====== Task input

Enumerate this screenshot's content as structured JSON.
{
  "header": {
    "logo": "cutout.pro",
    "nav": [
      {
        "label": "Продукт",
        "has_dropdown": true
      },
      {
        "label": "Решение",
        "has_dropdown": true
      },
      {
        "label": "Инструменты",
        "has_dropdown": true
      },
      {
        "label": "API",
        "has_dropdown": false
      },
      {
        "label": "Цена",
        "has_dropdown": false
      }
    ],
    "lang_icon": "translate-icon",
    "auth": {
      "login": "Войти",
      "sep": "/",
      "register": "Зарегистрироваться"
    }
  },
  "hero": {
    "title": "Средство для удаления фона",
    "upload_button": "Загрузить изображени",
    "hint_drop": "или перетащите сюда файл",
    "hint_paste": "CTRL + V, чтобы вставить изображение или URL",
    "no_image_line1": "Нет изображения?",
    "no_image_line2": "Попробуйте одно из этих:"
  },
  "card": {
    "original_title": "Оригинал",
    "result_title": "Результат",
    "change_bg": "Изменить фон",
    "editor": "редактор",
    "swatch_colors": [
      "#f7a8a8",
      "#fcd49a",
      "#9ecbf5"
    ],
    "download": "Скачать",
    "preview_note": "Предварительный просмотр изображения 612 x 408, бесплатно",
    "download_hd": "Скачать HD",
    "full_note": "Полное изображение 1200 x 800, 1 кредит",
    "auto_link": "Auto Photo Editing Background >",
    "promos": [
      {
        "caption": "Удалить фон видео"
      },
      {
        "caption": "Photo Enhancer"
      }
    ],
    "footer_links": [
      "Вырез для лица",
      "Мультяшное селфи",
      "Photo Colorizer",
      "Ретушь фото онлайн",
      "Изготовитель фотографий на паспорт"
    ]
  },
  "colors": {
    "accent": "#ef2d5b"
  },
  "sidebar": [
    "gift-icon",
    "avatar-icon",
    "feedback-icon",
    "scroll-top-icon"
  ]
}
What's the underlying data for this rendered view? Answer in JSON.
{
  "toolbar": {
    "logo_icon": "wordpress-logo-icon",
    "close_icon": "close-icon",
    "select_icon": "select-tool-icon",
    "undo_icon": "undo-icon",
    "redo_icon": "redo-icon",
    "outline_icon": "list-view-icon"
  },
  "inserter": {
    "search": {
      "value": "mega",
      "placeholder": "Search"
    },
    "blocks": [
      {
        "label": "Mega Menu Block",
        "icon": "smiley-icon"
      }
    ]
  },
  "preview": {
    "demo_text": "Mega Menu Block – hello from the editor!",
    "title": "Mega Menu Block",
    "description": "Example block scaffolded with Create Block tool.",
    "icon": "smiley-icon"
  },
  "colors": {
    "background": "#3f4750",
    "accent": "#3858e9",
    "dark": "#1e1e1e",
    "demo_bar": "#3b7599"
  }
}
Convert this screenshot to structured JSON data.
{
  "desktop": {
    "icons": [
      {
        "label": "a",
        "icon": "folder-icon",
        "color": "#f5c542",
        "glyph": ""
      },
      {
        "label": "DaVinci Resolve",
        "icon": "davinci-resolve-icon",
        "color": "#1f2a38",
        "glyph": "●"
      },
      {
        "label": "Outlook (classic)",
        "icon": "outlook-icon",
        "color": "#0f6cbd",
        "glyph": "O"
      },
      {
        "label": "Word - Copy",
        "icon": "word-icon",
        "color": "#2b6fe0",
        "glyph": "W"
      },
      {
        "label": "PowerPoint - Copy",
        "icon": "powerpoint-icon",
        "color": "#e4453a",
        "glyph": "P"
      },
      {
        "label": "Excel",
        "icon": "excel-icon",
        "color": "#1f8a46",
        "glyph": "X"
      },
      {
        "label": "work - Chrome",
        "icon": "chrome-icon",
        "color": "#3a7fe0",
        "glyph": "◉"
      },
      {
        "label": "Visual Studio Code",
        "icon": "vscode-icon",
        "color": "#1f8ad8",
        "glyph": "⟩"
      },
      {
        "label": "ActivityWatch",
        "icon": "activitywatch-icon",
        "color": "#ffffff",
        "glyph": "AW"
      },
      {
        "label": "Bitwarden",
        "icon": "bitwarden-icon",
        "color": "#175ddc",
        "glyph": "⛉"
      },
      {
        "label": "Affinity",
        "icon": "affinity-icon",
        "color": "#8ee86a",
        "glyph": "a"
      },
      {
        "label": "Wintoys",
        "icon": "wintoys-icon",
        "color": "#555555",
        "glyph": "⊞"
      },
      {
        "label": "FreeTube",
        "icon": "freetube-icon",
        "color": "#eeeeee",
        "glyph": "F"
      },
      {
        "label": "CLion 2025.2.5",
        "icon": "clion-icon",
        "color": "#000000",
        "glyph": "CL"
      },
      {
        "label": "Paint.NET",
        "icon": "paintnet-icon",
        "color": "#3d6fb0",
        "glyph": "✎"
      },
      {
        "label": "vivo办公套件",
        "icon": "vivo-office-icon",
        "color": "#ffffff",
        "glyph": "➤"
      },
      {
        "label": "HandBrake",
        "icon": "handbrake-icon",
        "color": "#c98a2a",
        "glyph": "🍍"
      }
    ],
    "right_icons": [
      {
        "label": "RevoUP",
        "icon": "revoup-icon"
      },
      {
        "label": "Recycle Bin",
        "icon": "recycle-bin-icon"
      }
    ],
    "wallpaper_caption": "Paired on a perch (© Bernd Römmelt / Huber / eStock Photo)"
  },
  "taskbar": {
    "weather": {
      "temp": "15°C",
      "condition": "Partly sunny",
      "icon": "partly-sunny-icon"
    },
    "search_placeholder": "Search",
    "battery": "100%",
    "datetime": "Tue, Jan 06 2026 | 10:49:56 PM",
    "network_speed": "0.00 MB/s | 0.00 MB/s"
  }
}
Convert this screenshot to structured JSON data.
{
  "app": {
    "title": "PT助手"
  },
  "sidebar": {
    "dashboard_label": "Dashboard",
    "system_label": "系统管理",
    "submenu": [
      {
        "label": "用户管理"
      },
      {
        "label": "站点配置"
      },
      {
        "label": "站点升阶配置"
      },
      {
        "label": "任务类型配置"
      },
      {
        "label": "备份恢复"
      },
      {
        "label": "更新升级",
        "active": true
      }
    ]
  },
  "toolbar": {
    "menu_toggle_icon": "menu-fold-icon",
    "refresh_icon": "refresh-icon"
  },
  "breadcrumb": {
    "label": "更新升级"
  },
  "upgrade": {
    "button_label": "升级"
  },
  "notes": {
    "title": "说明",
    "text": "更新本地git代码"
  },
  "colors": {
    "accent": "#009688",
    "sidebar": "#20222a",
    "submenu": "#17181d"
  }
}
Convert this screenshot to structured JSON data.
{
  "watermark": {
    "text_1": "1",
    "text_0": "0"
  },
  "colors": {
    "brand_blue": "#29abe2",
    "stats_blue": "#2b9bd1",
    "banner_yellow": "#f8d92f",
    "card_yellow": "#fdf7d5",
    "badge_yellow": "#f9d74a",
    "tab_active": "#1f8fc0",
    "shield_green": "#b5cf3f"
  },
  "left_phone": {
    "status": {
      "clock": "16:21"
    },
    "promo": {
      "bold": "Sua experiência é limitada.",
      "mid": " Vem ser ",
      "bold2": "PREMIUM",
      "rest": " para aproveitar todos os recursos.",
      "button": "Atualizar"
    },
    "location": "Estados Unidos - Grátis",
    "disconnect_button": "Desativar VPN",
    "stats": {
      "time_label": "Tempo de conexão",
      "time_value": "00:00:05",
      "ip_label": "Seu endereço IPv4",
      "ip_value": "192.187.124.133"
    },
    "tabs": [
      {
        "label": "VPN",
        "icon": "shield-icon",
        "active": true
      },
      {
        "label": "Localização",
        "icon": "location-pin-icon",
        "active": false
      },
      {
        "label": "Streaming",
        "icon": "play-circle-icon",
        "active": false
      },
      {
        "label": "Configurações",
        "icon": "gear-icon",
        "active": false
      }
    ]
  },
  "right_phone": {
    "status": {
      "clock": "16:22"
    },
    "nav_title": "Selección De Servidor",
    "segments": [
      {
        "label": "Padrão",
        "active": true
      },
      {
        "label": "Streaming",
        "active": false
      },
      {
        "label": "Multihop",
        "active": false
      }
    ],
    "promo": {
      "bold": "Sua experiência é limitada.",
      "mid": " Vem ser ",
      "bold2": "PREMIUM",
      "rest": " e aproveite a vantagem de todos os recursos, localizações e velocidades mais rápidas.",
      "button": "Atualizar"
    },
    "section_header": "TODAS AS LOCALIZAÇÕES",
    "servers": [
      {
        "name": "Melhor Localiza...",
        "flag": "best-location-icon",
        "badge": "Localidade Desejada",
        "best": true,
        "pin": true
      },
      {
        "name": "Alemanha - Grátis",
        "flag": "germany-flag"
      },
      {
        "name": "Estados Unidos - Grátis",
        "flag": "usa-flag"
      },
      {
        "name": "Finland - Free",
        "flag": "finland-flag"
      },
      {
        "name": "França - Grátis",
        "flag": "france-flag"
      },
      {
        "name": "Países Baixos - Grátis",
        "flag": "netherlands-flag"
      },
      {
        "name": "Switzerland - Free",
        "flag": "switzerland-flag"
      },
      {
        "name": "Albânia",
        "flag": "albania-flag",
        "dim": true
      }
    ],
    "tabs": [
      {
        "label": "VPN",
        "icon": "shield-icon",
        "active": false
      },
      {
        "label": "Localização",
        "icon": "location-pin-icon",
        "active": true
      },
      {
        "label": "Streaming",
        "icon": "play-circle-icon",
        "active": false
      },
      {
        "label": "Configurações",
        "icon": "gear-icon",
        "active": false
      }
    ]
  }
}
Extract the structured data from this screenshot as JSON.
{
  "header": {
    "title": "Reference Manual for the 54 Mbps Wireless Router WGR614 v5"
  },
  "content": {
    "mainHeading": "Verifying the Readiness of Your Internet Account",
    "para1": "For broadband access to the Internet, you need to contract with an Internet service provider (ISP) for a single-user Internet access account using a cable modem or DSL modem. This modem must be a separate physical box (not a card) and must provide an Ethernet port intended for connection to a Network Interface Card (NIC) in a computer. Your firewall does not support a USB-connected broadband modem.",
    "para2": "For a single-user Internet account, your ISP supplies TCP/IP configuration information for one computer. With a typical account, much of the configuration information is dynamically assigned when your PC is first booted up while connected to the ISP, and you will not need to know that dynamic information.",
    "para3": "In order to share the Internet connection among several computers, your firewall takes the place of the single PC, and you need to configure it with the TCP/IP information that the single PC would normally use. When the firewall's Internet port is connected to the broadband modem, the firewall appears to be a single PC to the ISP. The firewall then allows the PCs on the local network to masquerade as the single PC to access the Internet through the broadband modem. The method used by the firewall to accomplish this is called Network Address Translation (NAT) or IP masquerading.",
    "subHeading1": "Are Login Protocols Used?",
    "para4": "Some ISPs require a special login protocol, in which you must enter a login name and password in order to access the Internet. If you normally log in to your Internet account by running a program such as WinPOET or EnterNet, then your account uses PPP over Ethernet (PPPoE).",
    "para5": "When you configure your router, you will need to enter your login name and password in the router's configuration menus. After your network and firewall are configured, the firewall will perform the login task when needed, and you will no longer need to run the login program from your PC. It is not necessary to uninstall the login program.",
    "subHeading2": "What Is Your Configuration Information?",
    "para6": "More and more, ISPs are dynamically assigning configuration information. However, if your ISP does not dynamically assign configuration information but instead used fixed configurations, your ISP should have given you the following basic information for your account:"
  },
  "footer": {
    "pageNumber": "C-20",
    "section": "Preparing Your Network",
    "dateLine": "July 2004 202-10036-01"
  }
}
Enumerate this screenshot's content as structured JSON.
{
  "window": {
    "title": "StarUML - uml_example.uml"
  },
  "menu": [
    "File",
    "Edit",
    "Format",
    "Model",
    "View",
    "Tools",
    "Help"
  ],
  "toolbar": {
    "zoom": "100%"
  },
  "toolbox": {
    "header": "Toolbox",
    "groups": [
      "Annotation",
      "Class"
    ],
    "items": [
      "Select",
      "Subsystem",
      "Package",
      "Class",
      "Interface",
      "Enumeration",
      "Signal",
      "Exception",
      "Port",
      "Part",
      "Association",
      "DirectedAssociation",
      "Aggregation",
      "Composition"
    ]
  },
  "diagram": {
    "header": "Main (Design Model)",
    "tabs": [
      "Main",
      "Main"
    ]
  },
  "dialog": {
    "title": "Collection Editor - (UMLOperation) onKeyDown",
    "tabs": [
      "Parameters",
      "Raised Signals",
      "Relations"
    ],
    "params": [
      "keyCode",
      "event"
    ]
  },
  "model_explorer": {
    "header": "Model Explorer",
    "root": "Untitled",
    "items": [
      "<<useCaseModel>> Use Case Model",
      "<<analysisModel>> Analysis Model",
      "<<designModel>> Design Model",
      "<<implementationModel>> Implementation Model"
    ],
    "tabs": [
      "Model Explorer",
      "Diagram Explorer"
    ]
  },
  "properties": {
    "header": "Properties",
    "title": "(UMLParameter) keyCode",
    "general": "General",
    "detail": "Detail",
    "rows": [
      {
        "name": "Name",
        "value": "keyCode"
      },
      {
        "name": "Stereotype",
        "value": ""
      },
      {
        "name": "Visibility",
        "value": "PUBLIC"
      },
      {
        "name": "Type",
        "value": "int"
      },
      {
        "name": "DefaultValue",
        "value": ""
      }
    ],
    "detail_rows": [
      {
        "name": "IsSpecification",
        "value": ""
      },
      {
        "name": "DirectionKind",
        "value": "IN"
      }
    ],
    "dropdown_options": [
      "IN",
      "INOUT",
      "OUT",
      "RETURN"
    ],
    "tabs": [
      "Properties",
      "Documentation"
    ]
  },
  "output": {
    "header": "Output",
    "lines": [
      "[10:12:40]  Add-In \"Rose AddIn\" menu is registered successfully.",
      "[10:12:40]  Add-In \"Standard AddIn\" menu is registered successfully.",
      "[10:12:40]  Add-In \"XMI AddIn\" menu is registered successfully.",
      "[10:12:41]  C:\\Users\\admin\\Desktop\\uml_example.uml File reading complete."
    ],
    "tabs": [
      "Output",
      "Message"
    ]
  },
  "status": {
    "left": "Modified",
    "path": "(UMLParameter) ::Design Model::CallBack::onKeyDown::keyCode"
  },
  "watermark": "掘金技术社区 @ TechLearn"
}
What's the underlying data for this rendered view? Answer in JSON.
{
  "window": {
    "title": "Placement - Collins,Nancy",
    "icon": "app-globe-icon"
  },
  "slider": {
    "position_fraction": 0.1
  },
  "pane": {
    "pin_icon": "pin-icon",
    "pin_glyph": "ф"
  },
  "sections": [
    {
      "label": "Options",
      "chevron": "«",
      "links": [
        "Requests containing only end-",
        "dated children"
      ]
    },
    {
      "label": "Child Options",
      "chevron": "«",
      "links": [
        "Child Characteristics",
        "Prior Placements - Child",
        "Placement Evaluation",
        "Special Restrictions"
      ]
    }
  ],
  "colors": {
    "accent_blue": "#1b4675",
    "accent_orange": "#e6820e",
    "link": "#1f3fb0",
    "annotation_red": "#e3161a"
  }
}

============

→ **Goal of the exercise**:
Look through the entries above. Extract each line with the word "UMLParameter".

→ **The solution**:
    "title": "(UMLParameter) keyCode",
    "path": "(UMLParameter) ::Design Model::CallBack::onKeyDown::keyCode"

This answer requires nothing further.